AIM OF THE EXERCISE
Quote, exactly, the line holding "Output a JSON" and all lines after it to the end of the records below. Exclude pictures.
--- BEGIN EXERCISE INPUTS ---
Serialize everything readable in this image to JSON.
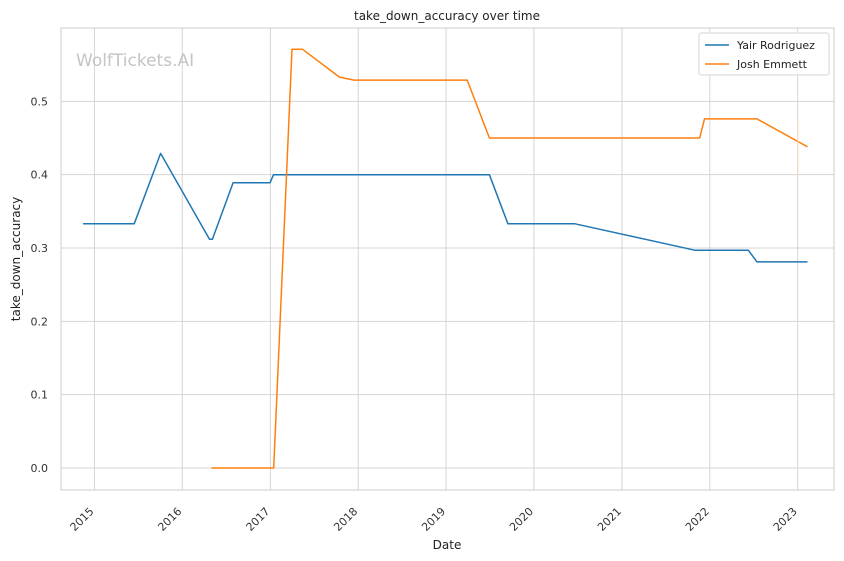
{
  "watermark": "WolfTickets.AI",
  "chart_data": {
    "type": "line",
    "title": "take_down_accuracy over time",
    "xlabel": "Date",
    "ylabel": "take_down_accuracy",
    "xlim": [
      "2014-08-15",
      "2023-06-01"
    ],
    "ylim": [
      -0.03,
      0.6
    ],
    "x_ticks": [
      "2015",
      "2016",
      "2017",
      "2018",
      "2019",
      "2020",
      "2021",
      "2022",
      "2023"
    ],
    "y_ticks": [
      "0.0",
      "0.1",
      "0.2",
      "0.3",
      "0.4",
      "0.5"
    ],
    "grid": true,
    "legend_position": "top-right",
    "series": [
      {
        "name": "Yair Rodriguez",
        "color": "#1f77b4",
        "points": [
          [
            "2014-11-15",
            0.333
          ],
          [
            "2015-06-15",
            0.333
          ],
          [
            "2015-10-03",
            0.429
          ],
          [
            "2016-04-23",
            0.312
          ],
          [
            "2016-05-05",
            0.312
          ],
          [
            "2016-07-30",
            0.389
          ],
          [
            "2016-12-31",
            0.389
          ],
          [
            "2017-01-14",
            0.4
          ],
          [
            "2019-06-30",
            0.4
          ],
          [
            "2019-09-15",
            0.333
          ],
          [
            "2020-06-20",
            0.333
          ],
          [
            "2021-10-30",
            0.297
          ],
          [
            "2022-06-10",
            0.297
          ],
          [
            "2022-07-16",
            0.281
          ],
          [
            "2023-02-11",
            0.281
          ]
        ]
      },
      {
        "name": "Josh Emmett",
        "color": "#ff7f0e",
        "points": [
          [
            "2016-05-01",
            0.0
          ],
          [
            "2017-01-15",
            0.0
          ],
          [
            "2017-04-01",
            0.571
          ],
          [
            "2017-05-15",
            0.571
          ],
          [
            "2017-10-15",
            0.533
          ],
          [
            "2017-12-15",
            0.529
          ],
          [
            "2019-03-30",
            0.529
          ],
          [
            "2019-06-30",
            0.45
          ],
          [
            "2021-11-20",
            0.45
          ],
          [
            "2021-12-10",
            0.476
          ],
          [
            "2022-07-16",
            0.476
          ],
          [
            "2023-02-11",
            0.438
          ]
        ]
      }
    ]
  }
}
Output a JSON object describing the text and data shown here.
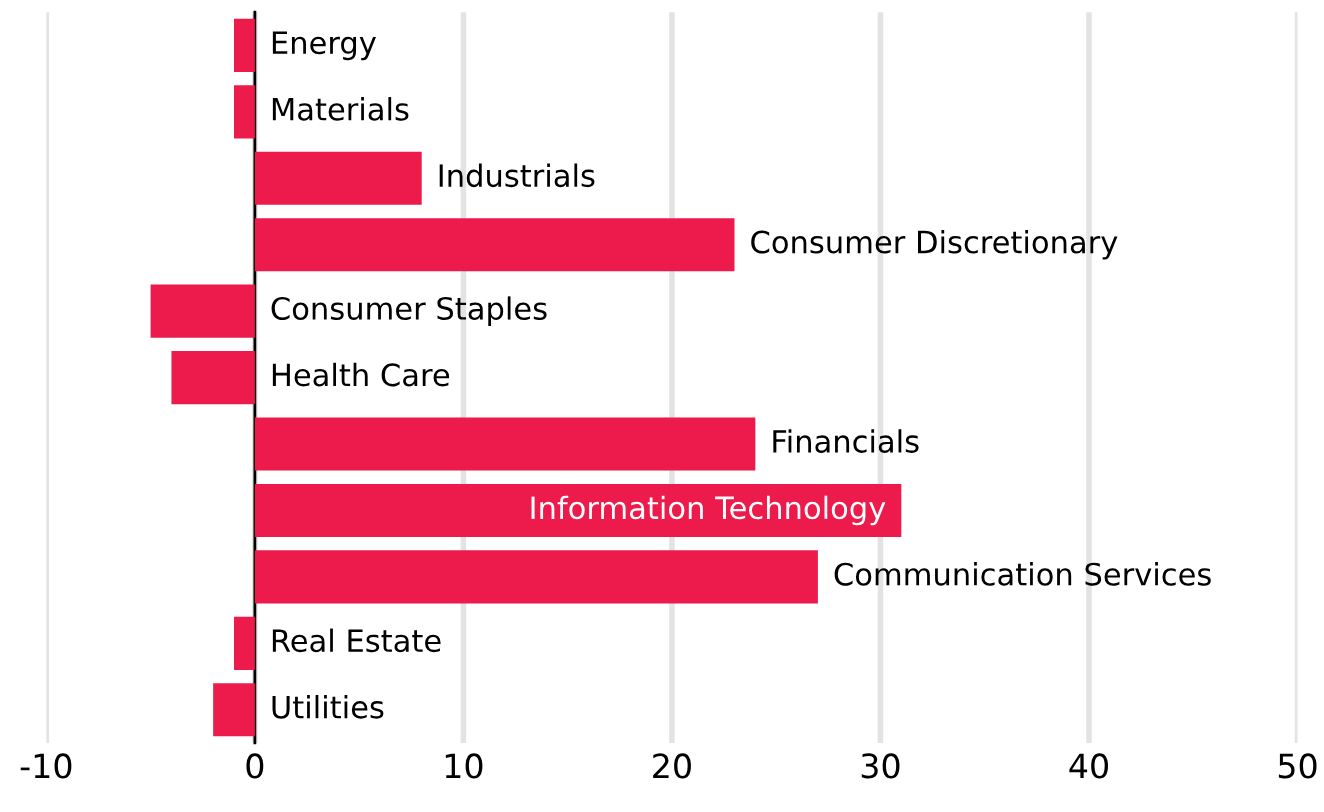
{
  "chart_data": {
    "type": "bar",
    "orientation": "horizontal",
    "categories": [
      "Energy",
      "Materials",
      "Industrials",
      "Consumer Discretionary",
      "Consumer Staples",
      "Health Care",
      "Financials",
      "Information Technology",
      "Communication Services",
      "Real Estate",
      "Utilities"
    ],
    "values": [
      -1,
      -1,
      8,
      23,
      -5,
      -4,
      24,
      31,
      27,
      -1,
      -2
    ],
    "color": "#ec1b4b",
    "xlim": [
      -10,
      50
    ],
    "xticks": [
      -10,
      0,
      10,
      20,
      30,
      40,
      50
    ],
    "grid": "x",
    "tick_labels": "x",
    "legend": false
  }
}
--- END EXERCISE INPUTS ---
RESPONSE TO THE TASK
Output a JSON object describing the text and data shown here.
{
  "chart_data": {
    "type": "bar",
    "orientation": "horizontal",
    "categories": [
      "Energy",
      "Materials",
      "Industrials",
      "Consumer Discretionary",
      "Consumer Staples",
      "Health Care",
      "Financials",
      "Information Technology",
      "Communication Services",
      "Real Estate",
      "Utilities"
    ],
    "values": [
      -1,
      -1,
      8,
      23,
      -5,
      -4,
      24,
      31,
      27,
      -1,
      -2
    ],
    "color": "#ec1b4b",
    "xlim": [
      -10,
      50
    ],
    "xticks": [
      -10,
      0,
      10,
      20,
      30,
      40,
      50
    ],
    "grid": "x",
    "tick_labels": "x",
    "legend": false
  }
}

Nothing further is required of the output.